Material from a data collection:
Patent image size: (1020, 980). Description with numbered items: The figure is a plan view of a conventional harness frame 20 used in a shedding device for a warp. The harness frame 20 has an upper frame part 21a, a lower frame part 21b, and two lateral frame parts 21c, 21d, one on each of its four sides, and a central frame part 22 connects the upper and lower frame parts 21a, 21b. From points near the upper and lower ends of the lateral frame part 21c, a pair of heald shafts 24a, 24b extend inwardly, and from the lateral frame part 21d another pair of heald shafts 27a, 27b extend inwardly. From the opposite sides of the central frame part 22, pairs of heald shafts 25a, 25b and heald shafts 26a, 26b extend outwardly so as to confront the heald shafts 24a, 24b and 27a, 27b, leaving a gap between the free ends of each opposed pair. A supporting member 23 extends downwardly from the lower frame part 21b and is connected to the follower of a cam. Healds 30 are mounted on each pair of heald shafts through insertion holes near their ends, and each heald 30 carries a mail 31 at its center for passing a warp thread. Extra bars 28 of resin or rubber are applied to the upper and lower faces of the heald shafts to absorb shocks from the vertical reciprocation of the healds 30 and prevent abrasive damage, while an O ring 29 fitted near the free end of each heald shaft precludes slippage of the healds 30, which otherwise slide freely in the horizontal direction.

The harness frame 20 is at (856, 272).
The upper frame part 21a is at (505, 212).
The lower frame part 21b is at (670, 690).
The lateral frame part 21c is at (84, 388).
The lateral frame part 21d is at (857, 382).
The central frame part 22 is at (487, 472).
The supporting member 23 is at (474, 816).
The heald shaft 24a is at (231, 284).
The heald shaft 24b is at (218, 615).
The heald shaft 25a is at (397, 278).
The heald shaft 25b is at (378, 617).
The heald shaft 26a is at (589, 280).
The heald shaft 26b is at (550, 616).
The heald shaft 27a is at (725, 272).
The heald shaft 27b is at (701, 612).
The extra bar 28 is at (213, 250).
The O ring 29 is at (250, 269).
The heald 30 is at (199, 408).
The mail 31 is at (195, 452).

What is required —
Retype the material from its start through the line containing "The heald shaft 26a is at (589, 280).", with both ends included.

Output —
Patent image size: (1020, 980). Description with numbered items: The figure is a plan view of a conventional harness frame 20 used in a shedding device for a warp. The harness frame 20 has an upper frame part 21a, a lower frame part 21b, and two lateral frame parts 21c, 21d, one on each of its four sides, and a central frame part 22 connects the upper and lower frame parts 21a, 21b. From points near the upper and lower ends of the lateral frame part 21c, a pair of heald shafts 24a, 24b extend inwardly, and from the lateral frame part 21d another pair of heald shafts 27a, 27b extend inwardly. From the opposite sides of the central frame part 22, pairs of heald shafts 25a, 25b and heald shafts 26a, 26b extend outwardly so as to confront the heald shafts 24a, 24b and 27a, 27b, leaving a gap between the free ends of each opposed pair. A supporting member 23 extends downwardly from the lower frame part 21b and is connected to the follower of a cam. Healds 30 are mounted on each pair of heald shafts through insertion holes near their ends, and each heald 30 carries a mail 31 at its center for passing a warp thread. Extra bars 28 of resin or rubber are applied to the upper and lower faces of the heald shafts to absorb shocks from the vertical reciprocation of the healds 30 and prevent abrasive damage, while an O ring 29 fitted near the free end of each heald shaft precludes slippage of the healds 30, which otherwise slide freely in the horizontal direction.

The harness frame 20 is at (856, 272).
The upper frame part 21a is at (505, 212).
The lower frame part 21b is at (670, 690).
The lateral frame part 21c is at (84, 388).
The lateral frame part 21d is at (857, 382).
The central frame part 22 is at (487, 472).
The supporting member 23 is at (474, 816).
The heald shaft 24a is at (231, 284).
The heald shaft 24b is at (218, 615).
The heald shaft 25a is at (397, 278).
The heald shaft 25b is at (378, 617).
The heald shaft 26a is at (589, 280).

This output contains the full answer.